**WHAT IS ASKED**. Type out the records that follow, exactly as given.
========================
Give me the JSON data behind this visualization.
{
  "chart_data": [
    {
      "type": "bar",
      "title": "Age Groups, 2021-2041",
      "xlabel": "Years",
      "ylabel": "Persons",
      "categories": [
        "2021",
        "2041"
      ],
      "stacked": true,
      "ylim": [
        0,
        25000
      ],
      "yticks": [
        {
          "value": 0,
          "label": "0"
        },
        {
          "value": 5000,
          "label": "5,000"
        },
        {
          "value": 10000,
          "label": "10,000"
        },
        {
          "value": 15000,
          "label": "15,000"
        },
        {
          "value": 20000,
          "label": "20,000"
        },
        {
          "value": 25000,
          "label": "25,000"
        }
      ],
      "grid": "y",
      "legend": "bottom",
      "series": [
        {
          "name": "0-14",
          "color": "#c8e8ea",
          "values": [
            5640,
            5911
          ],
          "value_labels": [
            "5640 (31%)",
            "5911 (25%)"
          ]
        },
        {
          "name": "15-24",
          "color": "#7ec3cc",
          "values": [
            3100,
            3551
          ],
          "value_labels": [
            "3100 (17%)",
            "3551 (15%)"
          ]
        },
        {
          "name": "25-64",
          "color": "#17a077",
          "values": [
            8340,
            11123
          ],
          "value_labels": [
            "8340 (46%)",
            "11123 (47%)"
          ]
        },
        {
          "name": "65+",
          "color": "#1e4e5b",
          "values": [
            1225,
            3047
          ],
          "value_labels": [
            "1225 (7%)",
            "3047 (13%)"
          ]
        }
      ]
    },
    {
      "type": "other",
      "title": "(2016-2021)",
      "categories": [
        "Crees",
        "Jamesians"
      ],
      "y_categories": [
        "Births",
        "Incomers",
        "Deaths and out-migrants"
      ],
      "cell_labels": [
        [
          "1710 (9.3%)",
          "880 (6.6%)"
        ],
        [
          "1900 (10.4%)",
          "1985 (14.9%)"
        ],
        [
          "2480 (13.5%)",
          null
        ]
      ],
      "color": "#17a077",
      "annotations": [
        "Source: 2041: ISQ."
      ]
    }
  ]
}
========================
**SOLUTION FOR THIS PROBLEM**.
Give me the JSON data behind this visualization.
{
  "chart_data": [
    {
      "type": "bar",
      "title": "Age Groups, 2021-2041",
      "xlabel": "Years",
      "ylabel": "Persons",
      "categories": [
        "2021",
        "2041"
      ],
      "stacked": true,
      "ylim": [
        0,
        25000
      ],
      "yticks": [
        {
          "value": 0,
          "label": "0"
        },
        {
          "value": 5000,
          "label": "5,000"
        },
        {
          "value": 10000,
          "label": "10,000"
        },
        {
          "value": 15000,
          "label": "15,000"
        },
        {
          "value": 20000,
          "label": "20,000"
        },
        {
          "value": 25000,
          "label": "25,000"
        }
      ],
      "grid": "y",
      "legend": "bottom",
      "series": [
        {
          "name": "0-14",
          "color": "#c8e8ea",
          "values": [
            5640,
            5911
          ],
          "value_labels": [
            "5640 (31%)",
            "5911 (25%)"
          ]
        },
        {
          "name": "15-24",
          "color": "#7ec3cc",
          "values": [
            3100,
            3551
          ],
          "value_labels": [
            "3100 (17%)",
            "3551 (15%)"
          ]
        },
        {
          "name": "25-64",
          "color": "#17a077",
          "values": [
            8340,
            11123
          ],
          "value_labels": [
            "8340 (46%)",
            "11123 (47%)"
          ]
        },
        {
          "name": "65+",
          "color": "#1e4e5b",
          "values": [
            1225,
            3047
          ],
          "value_labels": [
            "1225 (7%)",
            "3047 (13%)"
          ]
        }
      ]
    },
    {
      "type": "other",
      "title": "(2016-2021)",
      "categories": [
        "Crees",
        "Jamesians"
      ],
      "y_categories": [
        "Births",
        "Incomers",
        "Deaths and out-migrants"
      ],
      "cell_labels": [
        [
          "1710 (9.3%)",
          "880 (6.6%)"
        ],
        [
          "1900 (10.4%)",
          "1985 (14.9%)"
        ],
        [
          "2480 (13.5%)",
          null
        ]
      ],
      "color": "#17a077",
      "annotations": [
        "Source: 2041: ISQ."
      ]
    }
  ]
}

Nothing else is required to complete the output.